- _Exercise description_: Give the entries back exactly, dropping each image.

- _Given records_:
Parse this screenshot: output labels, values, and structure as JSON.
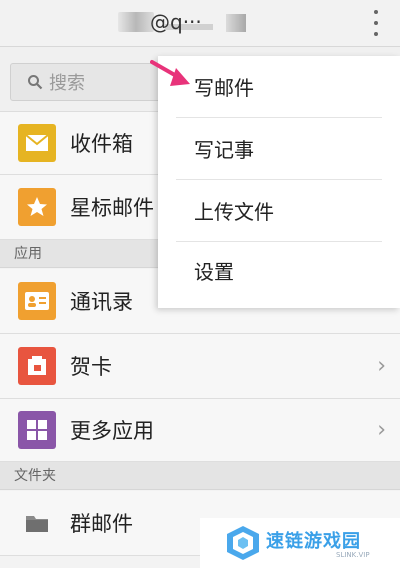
{
  "header": {
    "account": "@q···"
  },
  "search": {
    "placeholder": "搜索"
  },
  "items": [
    {
      "label": "收件箱",
      "color": "#e6b422"
    },
    {
      "label": "星标邮件",
      "color": "#f0a030"
    }
  ],
  "section_apps": "应用",
  "apps": [
    {
      "label": "通讯录",
      "color": "#f0a030"
    },
    {
      "label": "贺卡",
      "color": "#e8553f"
    },
    {
      "label": "更多应用",
      "color": "#8a56a8"
    }
  ],
  "section_folders": "文件夹",
  "folders": [
    {
      "label": "群邮件",
      "color": "#7a7a7a"
    }
  ],
  "menu": [
    "写邮件",
    "写记事",
    "上传文件",
    "设置"
  ],
  "watermark": {
    "title": "速链游戏园",
    "sub": "SLINK.VIP"
  }
}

- _Task answer_:
Parse this screenshot: output labels, values, and structure as JSON.
{
  "header": {
    "account": "@q···"
  },
  "search": {
    "placeholder": "搜索"
  },
  "items": [
    {
      "label": "收件箱",
      "color": "#e6b422"
    },
    {
      "label": "星标邮件",
      "color": "#f0a030"
    }
  ],
  "section_apps": "应用",
  "apps": [
    {
      "label": "通讯录",
      "color": "#f0a030"
    },
    {
      "label": "贺卡",
      "color": "#e8553f"
    },
    {
      "label": "更多应用",
      "color": "#8a56a8"
    }
  ],
  "section_folders": "文件夹",
  "folders": [
    {
      "label": "群邮件",
      "color": "#7a7a7a"
    }
  ],
  "menu": [
    "写邮件",
    "写记事",
    "上传文件",
    "设置"
  ],
  "watermark": {
    "title": "速链游戏园",
    "sub": "SLINK.VIP"
  }
}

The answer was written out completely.